-- TASK --
Give, as a bare number, the count of lines that contain the word "data".

— Begin —

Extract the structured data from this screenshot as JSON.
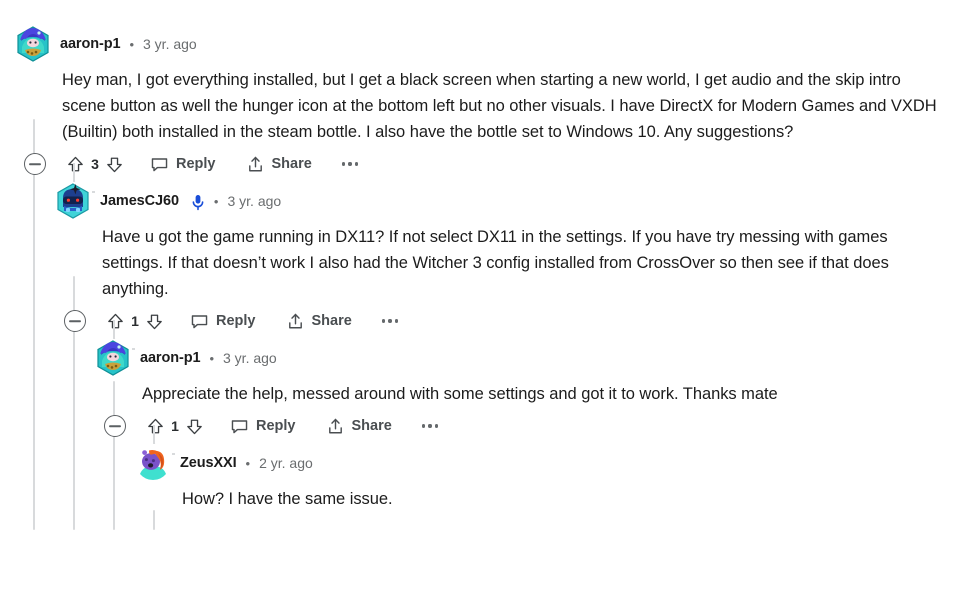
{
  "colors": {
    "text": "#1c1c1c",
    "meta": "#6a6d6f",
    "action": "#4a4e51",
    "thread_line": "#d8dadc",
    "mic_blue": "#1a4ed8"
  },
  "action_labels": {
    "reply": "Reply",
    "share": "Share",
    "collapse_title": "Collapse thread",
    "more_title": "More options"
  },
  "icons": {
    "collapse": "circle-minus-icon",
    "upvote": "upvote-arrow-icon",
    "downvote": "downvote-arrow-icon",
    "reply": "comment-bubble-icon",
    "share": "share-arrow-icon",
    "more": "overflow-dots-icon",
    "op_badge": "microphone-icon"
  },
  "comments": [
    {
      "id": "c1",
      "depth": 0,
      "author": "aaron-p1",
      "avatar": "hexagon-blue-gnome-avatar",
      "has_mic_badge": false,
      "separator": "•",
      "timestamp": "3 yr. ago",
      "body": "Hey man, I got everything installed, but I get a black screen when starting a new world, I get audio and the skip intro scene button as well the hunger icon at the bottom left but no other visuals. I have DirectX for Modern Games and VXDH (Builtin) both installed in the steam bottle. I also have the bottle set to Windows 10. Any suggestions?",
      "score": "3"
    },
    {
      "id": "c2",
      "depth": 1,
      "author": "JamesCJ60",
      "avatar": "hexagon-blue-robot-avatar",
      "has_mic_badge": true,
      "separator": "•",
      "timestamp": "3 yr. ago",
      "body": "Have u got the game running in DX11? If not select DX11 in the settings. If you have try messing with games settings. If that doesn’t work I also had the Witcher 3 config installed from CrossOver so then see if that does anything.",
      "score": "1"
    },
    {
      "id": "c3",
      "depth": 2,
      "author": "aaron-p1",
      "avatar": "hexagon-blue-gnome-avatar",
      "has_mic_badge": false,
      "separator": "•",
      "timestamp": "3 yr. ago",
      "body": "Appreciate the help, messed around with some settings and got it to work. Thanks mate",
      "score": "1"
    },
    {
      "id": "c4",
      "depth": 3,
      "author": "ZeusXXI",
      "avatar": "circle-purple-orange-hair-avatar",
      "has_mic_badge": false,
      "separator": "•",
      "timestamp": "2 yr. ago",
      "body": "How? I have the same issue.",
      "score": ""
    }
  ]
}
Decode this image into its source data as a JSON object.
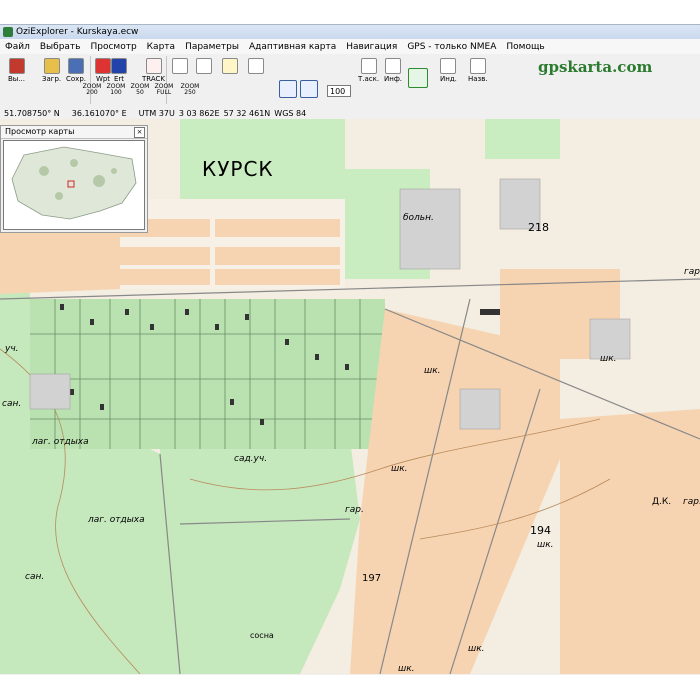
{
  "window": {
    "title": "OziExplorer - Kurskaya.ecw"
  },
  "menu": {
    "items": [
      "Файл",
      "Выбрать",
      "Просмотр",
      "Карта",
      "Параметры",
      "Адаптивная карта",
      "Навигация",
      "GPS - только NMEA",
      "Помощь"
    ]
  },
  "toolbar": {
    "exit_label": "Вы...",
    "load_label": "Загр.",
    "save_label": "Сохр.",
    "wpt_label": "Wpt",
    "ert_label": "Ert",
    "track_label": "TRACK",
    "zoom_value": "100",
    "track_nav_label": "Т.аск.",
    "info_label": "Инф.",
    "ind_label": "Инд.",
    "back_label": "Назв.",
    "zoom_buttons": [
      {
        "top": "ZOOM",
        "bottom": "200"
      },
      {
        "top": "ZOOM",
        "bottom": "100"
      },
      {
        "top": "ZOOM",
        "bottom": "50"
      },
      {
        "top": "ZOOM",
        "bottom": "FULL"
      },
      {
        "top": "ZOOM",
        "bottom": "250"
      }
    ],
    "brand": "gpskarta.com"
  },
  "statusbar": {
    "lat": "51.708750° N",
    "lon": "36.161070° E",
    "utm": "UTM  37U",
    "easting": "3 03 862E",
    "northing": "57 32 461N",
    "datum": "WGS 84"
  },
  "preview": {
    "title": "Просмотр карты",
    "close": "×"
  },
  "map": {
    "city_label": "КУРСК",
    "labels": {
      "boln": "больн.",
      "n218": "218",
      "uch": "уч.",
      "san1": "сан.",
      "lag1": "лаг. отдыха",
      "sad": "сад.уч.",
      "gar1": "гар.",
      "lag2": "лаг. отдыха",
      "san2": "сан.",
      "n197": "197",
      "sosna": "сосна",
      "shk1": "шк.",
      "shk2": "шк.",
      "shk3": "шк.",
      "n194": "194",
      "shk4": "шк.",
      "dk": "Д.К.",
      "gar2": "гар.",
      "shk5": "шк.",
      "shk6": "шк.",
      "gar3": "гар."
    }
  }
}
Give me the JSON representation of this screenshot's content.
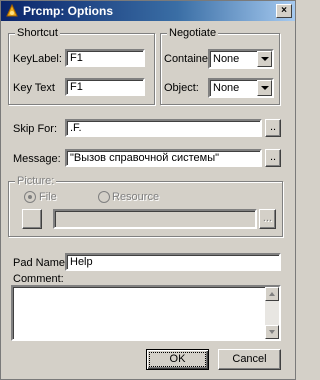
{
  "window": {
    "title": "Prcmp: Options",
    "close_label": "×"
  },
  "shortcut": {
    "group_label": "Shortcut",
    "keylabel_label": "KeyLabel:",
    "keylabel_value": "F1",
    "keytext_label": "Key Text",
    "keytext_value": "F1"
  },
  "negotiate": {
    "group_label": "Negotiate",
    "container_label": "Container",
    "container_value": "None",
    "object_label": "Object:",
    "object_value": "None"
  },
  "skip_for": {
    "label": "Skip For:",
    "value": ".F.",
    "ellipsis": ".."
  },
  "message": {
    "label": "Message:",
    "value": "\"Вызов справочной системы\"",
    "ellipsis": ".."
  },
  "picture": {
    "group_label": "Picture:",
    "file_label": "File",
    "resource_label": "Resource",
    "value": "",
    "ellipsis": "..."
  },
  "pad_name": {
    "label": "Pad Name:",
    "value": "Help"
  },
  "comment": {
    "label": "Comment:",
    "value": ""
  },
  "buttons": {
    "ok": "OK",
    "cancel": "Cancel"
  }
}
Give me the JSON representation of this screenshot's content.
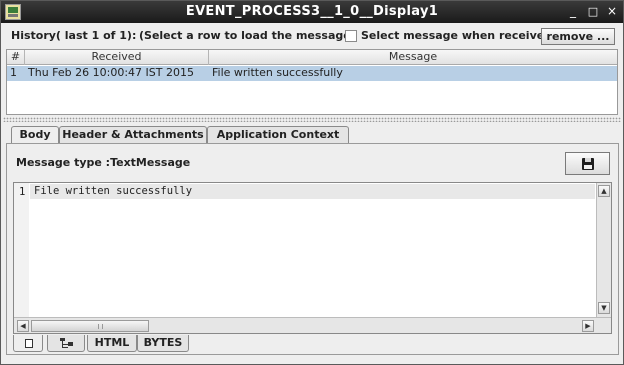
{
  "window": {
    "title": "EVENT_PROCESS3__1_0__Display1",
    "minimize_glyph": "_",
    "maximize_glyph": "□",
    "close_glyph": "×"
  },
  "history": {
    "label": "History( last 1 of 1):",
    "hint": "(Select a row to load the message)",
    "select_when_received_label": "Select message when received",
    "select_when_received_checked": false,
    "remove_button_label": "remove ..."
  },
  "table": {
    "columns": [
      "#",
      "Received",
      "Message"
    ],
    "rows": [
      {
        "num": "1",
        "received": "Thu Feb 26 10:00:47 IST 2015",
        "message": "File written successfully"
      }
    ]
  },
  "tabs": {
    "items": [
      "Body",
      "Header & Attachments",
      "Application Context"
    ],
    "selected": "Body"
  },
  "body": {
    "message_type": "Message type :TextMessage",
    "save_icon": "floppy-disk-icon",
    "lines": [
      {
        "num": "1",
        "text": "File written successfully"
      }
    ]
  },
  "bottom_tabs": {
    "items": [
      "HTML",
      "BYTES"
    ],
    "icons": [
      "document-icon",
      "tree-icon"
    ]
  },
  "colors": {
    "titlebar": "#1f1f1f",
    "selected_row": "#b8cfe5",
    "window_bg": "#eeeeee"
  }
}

— End —

-- FINAL ANSWER --
2